#### [WRITTEN REQUEST]
Without the pictures, give the entries below again exactly as written.

— start of EXTRACTED ENTRIES —

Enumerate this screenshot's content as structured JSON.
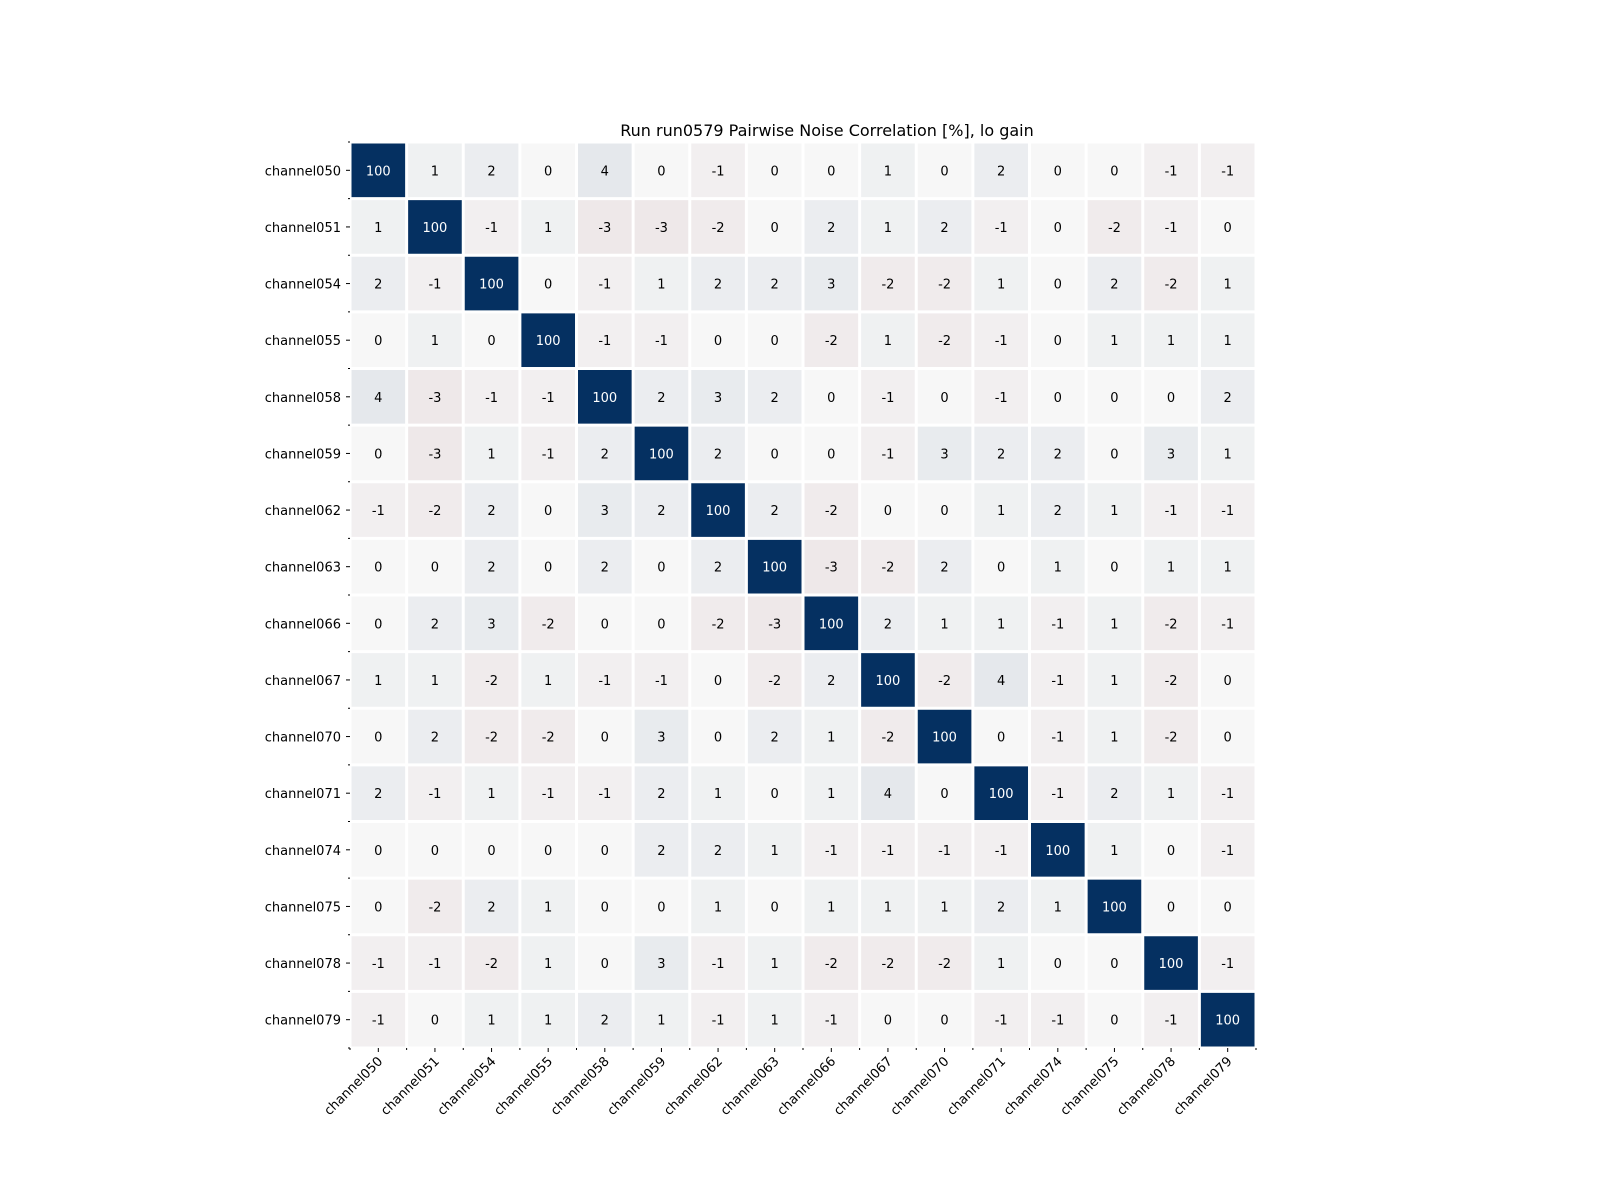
{
  "chart_data": {
    "type": "heatmap",
    "title": "Run run0579 Pairwise Noise Correlation [%], lo gain",
    "xlabel": "",
    "ylabel": "",
    "categories": [
      "channel050",
      "channel051",
      "channel054",
      "channel055",
      "channel058",
      "channel059",
      "channel062",
      "channel063",
      "channel066",
      "channel067",
      "channel070",
      "channel071",
      "channel074",
      "channel075",
      "channel078",
      "channel079"
    ],
    "values": [
      [
        100,
        1,
        2,
        0,
        4,
        0,
        -1,
        0,
        0,
        1,
        0,
        2,
        0,
        0,
        -1,
        -1
      ],
      [
        1,
        100,
        -1,
        1,
        -3,
        -3,
        -2,
        0,
        2,
        1,
        2,
        -1,
        0,
        -2,
        -1,
        0
      ],
      [
        2,
        -1,
        100,
        0,
        -1,
        1,
        2,
        2,
        3,
        -2,
        -2,
        1,
        0,
        2,
        -2,
        1
      ],
      [
        0,
        1,
        0,
        100,
        -1,
        -1,
        0,
        0,
        -2,
        1,
        -2,
        -1,
        0,
        1,
        1,
        1
      ],
      [
        4,
        -3,
        -1,
        -1,
        100,
        2,
        3,
        2,
        0,
        -1,
        0,
        -1,
        0,
        0,
        0,
        2
      ],
      [
        0,
        -3,
        1,
        -1,
        2,
        100,
        2,
        0,
        0,
        -1,
        3,
        2,
        2,
        0,
        3,
        1
      ],
      [
        -1,
        -2,
        2,
        0,
        3,
        2,
        100,
        2,
        -2,
        0,
        0,
        1,
        2,
        1,
        -1,
        -1
      ],
      [
        0,
        0,
        2,
        0,
        2,
        0,
        2,
        100,
        -3,
        -2,
        2,
        0,
        1,
        0,
        1,
        1
      ],
      [
        0,
        2,
        3,
        -2,
        0,
        0,
        -2,
        -3,
        100,
        2,
        1,
        1,
        -1,
        1,
        -2,
        -1
      ],
      [
        1,
        1,
        -2,
        1,
        -1,
        -1,
        0,
        -2,
        2,
        100,
        -2,
        4,
        -1,
        1,
        -2,
        0
      ],
      [
        0,
        2,
        -2,
        -2,
        0,
        3,
        0,
        2,
        1,
        -2,
        100,
        0,
        -1,
        1,
        -2,
        0
      ],
      [
        2,
        -1,
        1,
        -1,
        -1,
        2,
        1,
        0,
        1,
        4,
        0,
        100,
        -1,
        2,
        1,
        -1
      ],
      [
        0,
        0,
        0,
        0,
        0,
        2,
        2,
        1,
        -1,
        -1,
        -1,
        -1,
        100,
        1,
        0,
        -1
      ],
      [
        0,
        -2,
        2,
        1,
        0,
        0,
        1,
        0,
        1,
        1,
        1,
        2,
        1,
        100,
        0,
        0
      ],
      [
        -1,
        -1,
        -2,
        1,
        0,
        3,
        -1,
        1,
        -2,
        -2,
        -2,
        1,
        0,
        0,
        100,
        -1
      ],
      [
        -1,
        0,
        1,
        1,
        2,
        1,
        -1,
        1,
        -1,
        0,
        0,
        -1,
        -1,
        0,
        -1,
        100
      ]
    ],
    "colors": {
      "positive_max": "#053061",
      "neutral": "#f7f7f7",
      "negative_max": "#67001f",
      "text_dark": "#000000",
      "text_light": "#ffffff"
    },
    "grid": false,
    "legend": "none"
  }
}
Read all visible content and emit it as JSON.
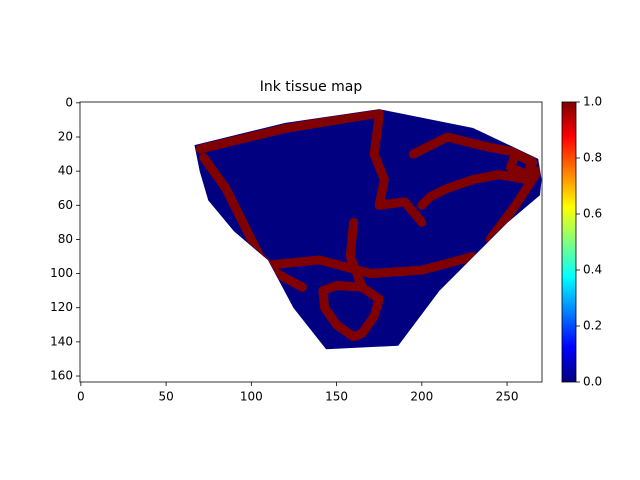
{
  "chart_data": {
    "type": "heatmap",
    "title": "Ink tissue map",
    "colormap": "jet",
    "xlim": [
      -0.5,
      270.5
    ],
    "ylim": [
      163.5,
      -0.5
    ],
    "xticks": [
      0,
      50,
      100,
      150,
      200,
      250
    ],
    "yticks": [
      0,
      20,
      40,
      60,
      80,
      100,
      120,
      140,
      160
    ],
    "clim": [
      0,
      1
    ],
    "cticks": [
      {
        "value": 0,
        "label": "0.0"
      },
      {
        "value": 0.2,
        "label": "0.2"
      },
      {
        "value": 0.4,
        "label": "0.4"
      },
      {
        "value": 0.6,
        "label": "0.6"
      },
      {
        "value": 0.8,
        "label": "0.8"
      },
      {
        "value": 1,
        "label": "1.0"
      }
    ],
    "tissue": {
      "value": 0,
      "x": [
        67,
        120,
        175,
        230,
        268,
        270,
        269,
        250,
        235,
        210,
        186,
        144,
        125,
        110,
        90,
        75,
        70
      ],
      "y": [
        25,
        12,
        4,
        15,
        33,
        45,
        54,
        70,
        85,
        110,
        142,
        144,
        120,
        92,
        75,
        57,
        40
      ]
    },
    "ink": {
      "value": 1,
      "paths": [
        {
          "x": [
            72,
            85,
            95,
            105,
            115,
            130
          ],
          "y": [
            32,
            50,
            70,
            90,
            100,
            108
          ]
        },
        {
          "x": [
            70,
            120,
            175
          ],
          "y": [
            27,
            15,
            6
          ]
        },
        {
          "x": [
            175,
            172,
            178,
            175,
            190,
            200
          ],
          "y": [
            8,
            30,
            45,
            60,
            58,
            70
          ]
        },
        {
          "x": [
            195,
            215,
            235,
            250,
            265,
            262,
            245,
            230,
            215,
            205,
            200
          ],
          "y": [
            30,
            20,
            25,
            28,
            30,
            45,
            42,
            45,
            50,
            55,
            60
          ]
        },
        {
          "x": [
            255,
            265,
            262,
            252,
            255
          ],
          "y": [
            30,
            35,
            42,
            38,
            30
          ]
        },
        {
          "x": [
            150,
            165,
            175,
            172,
            165,
            160,
            150,
            143,
            142,
            150
          ],
          "y": [
            107,
            108,
            115,
            125,
            135,
            137,
            130,
            120,
            110,
            107
          ]
        },
        {
          "x": [
            268,
            255,
            240
          ],
          "y": [
            40,
            60,
            80
          ]
        },
        {
          "x": [
            110,
            140,
            170,
            200,
            230
          ],
          "y": [
            95,
            92,
            100,
            98,
            90
          ]
        },
        {
          "x": [
            160,
            158,
            165
          ],
          "y": [
            70,
            90,
            108
          ]
        }
      ]
    }
  }
}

— end of EXTRACTED ENTRIES —

#### [RIGHT ANSWER]
Enumerate this screenshot's content as structured JSON.
{
  "chart_data": {
    "type": "heatmap",
    "title": "Run run0579 Pairwise Noise Correlation [%], lo gain",
    "xlabel": "",
    "ylabel": "",
    "categories": [
      "channel050",
      "channel051",
      "channel054",
      "channel055",
      "channel058",
      "channel059",
      "channel062",
      "channel063",
      "channel066",
      "channel067",
      "channel070",
      "channel071",
      "channel074",
      "channel075",
      "channel078",
      "channel079"
    ],
    "values": [
      [
        100,
        1,
        2,
        0,
        4,
        0,
        -1,
        0,
        0,
        1,
        0,
        2,
        0,
        0,
        -1,
        -1
      ],
      [
        1,
        100,
        -1,
        1,
        -3,
        -3,
        -2,
        0,
        2,
        1,
        2,
        -1,
        0,
        -2,
        -1,
        0
      ],
      [
        2,
        -1,
        100,
        0,
        -1,
        1,
        2,
        2,
        3,
        -2,
        -2,
        1,
        0,
        2,
        -2,
        1
      ],
      [
        0,
        1,
        0,
        100,
        -1,
        -1,
        0,
        0,
        -2,
        1,
        -2,
        -1,
        0,
        1,
        1,
        1
      ],
      [
        4,
        -3,
        -1,
        -1,
        100,
        2,
        3,
        2,
        0,
        -1,
        0,
        -1,
        0,
        0,
        0,
        2
      ],
      [
        0,
        -3,
        1,
        -1,
        2,
        100,
        2,
        0,
        0,
        -1,
        3,
        2,
        2,
        0,
        3,
        1
      ],
      [
        -1,
        -2,
        2,
        0,
        3,
        2,
        100,
        2,
        -2,
        0,
        0,
        1,
        2,
        1,
        -1,
        -1
      ],
      [
        0,
        0,
        2,
        0,
        2,
        0,
        2,
        100,
        -3,
        -2,
        2,
        0,
        1,
        0,
        1,
        1
      ],
      [
        0,
        2,
        3,
        -2,
        0,
        0,
        -2,
        -3,
        100,
        2,
        1,
        1,
        -1,
        1,
        -2,
        -1
      ],
      [
        1,
        1,
        -2,
        1,
        -1,
        -1,
        0,
        -2,
        2,
        100,
        -2,
        4,
        -1,
        1,
        -2,
        0
      ],
      [
        0,
        2,
        -2,
        -2,
        0,
        3,
        0,
        2,
        1,
        -2,
        100,
        0,
        -1,
        1,
        -2,
        0
      ],
      [
        2,
        -1,
        1,
        -1,
        -1,
        2,
        1,
        0,
        1,
        4,
        0,
        100,
        -1,
        2,
        1,
        -1
      ],
      [
        0,
        0,
        0,
        0,
        0,
        2,
        2,
        1,
        -1,
        -1,
        -1,
        -1,
        100,
        1,
        0,
        -1
      ],
      [
        0,
        -2,
        2,
        1,
        0,
        0,
        1,
        0,
        1,
        1,
        1,
        2,
        1,
        100,
        0,
        0
      ],
      [
        -1,
        -1,
        -2,
        1,
        0,
        3,
        -1,
        1,
        -2,
        -2,
        -2,
        1,
        0,
        0,
        100,
        -1
      ],
      [
        -1,
        0,
        1,
        1,
        2,
        1,
        -1,
        1,
        -1,
        0,
        0,
        -1,
        -1,
        0,
        -1,
        100
      ]
    ],
    "colors": {
      "positive_max": "#053061",
      "neutral": "#f7f7f7",
      "negative_max": "#67001f",
      "text_dark": "#000000",
      "text_light": "#ffffff"
    },
    "grid": false,
    "legend": "none"
  }
}
Read all visible content and emit it as JSON.
{
  "chart_data": {
    "type": "heatmap",
    "title": "Ink tissue map",
    "colormap": "jet",
    "xlim": [
      -0.5,
      270.5
    ],
    "ylim": [
      163.5,
      -0.5
    ],
    "xticks": [
      0,
      50,
      100,
      150,
      200,
      250
    ],
    "yticks": [
      0,
      20,
      40,
      60,
      80,
      100,
      120,
      140,
      160
    ],
    "clim": [
      0,
      1
    ],
    "cticks": [
      {
        "value": 0,
        "label": "0.0"
      },
      {
        "value": 0.2,
        "label": "0.2"
      },
      {
        "value": 0.4,
        "label": "0.4"
      },
      {
        "value": 0.6,
        "label": "0.6"
      },
      {
        "value": 0.8,
        "label": "0.8"
      },
      {
        "value": 1,
        "label": "1.0"
      }
    ],
    "tissue": {
      "value": 0,
      "x": [
        67,
        120,
        175,
        230,
        268,
        270,
        269,
        250,
        235,
        210,
        186,
        144,
        125,
        110,
        90,
        75,
        70
      ],
      "y": [
        25,
        12,
        4,
        15,
        33,
        45,
        54,
        70,
        85,
        110,
        142,
        144,
        120,
        92,
        75,
        57,
        40
      ]
    },
    "ink": {
      "value": 1,
      "paths": [
        {
          "x": [
            72,
            85,
            95,
            105,
            115,
            130
          ],
          "y": [
            32,
            50,
            70,
            90,
            100,
            108
          ]
        },
        {
          "x": [
            70,
            120,
            175
          ],
          "y": [
            27,
            15,
            6
          ]
        },
        {
          "x": [
            175,
            172,
            178,
            175,
            190,
            200
          ],
          "y": [
            8,
            30,
            45,
            60,
            58,
            70
          ]
        },
        {
          "x": [
            195,
            215,
            235,
            250,
            265,
            262,
            245,
            230,
            215,
            205,
            200
          ],
          "y": [
            30,
            20,
            25,
            28,
            30,
            45,
            42,
            45,
            50,
            55,
            60
          ]
        },
        {
          "x": [
            255,
            265,
            262,
            252,
            255
          ],
          "y": [
            30,
            35,
            42,
            38,
            30
          ]
        },
        {
          "x": [
            150,
            165,
            175,
            172,
            165,
            160,
            150,
            143,
            142,
            150
          ],
          "y": [
            107,
            108,
            115,
            125,
            135,
            137,
            130,
            120,
            110,
            107
          ]
        },
        {
          "x": [
            268,
            255,
            240
          ],
          "y": [
            40,
            60,
            80
          ]
        },
        {
          "x": [
            110,
            140,
            170,
            200,
            230
          ],
          "y": [
            95,
            92,
            100,
            98,
            90
          ]
        },
        {
          "x": [
            160,
            158,
            165
          ],
          "y": [
            70,
            90,
            108
          ]
        }
      ]
    }
  }
}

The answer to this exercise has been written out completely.